(Recorded data)
= = = =

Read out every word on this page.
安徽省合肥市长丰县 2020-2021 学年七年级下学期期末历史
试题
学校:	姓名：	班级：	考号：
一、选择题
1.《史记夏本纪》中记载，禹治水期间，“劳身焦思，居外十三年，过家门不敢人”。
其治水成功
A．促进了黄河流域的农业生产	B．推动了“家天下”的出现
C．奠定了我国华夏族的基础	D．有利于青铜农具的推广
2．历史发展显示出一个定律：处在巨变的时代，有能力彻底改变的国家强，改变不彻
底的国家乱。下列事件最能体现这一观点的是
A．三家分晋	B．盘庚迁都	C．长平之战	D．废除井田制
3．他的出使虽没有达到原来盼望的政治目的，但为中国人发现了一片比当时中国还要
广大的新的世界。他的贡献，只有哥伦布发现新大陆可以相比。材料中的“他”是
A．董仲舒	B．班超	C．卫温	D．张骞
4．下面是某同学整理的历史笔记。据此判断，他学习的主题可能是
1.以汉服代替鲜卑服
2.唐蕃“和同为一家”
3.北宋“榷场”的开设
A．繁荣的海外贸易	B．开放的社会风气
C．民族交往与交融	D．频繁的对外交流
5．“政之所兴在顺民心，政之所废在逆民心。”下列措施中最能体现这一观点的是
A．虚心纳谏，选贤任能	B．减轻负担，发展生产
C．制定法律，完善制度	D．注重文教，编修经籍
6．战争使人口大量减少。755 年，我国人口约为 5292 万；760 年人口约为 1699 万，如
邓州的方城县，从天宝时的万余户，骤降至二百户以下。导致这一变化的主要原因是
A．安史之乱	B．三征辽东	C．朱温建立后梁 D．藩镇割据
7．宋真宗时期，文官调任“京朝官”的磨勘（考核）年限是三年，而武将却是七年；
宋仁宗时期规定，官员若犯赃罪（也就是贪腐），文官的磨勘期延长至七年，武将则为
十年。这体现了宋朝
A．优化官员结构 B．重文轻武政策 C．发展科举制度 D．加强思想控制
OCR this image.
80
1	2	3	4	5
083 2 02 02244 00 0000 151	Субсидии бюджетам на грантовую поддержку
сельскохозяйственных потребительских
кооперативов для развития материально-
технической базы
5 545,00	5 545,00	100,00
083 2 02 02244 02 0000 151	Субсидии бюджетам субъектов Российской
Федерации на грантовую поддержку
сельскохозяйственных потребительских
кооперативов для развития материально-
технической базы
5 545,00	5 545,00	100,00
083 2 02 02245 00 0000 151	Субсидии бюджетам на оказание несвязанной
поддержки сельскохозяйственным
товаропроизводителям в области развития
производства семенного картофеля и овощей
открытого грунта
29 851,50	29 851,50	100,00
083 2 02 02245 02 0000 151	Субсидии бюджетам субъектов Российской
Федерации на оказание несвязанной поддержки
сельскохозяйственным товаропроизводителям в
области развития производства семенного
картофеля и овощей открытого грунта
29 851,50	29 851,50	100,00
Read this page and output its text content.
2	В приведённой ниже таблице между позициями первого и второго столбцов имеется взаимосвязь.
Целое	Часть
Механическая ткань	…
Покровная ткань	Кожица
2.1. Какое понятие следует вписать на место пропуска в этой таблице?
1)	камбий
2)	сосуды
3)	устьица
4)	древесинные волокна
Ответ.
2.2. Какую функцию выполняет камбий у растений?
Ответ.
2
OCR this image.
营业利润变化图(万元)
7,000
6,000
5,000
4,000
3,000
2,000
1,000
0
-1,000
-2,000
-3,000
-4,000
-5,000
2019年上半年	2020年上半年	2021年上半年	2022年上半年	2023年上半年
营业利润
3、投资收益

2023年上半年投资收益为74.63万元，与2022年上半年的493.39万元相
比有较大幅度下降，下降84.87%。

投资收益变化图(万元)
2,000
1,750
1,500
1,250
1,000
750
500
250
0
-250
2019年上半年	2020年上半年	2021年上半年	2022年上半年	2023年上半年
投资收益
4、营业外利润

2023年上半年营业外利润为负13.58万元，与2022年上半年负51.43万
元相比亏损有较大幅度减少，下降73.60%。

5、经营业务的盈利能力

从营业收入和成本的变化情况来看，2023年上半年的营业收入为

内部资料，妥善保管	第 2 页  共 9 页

= = = =

• _INSTRUCTIONS TO FOLLOW_:
Identify the lines that contain the string "Федерации", and copy every one of them.

• _WORKED ANSWER_:
Федерации на грантовую поддержку
Федерации на оказание несвязанной поддержки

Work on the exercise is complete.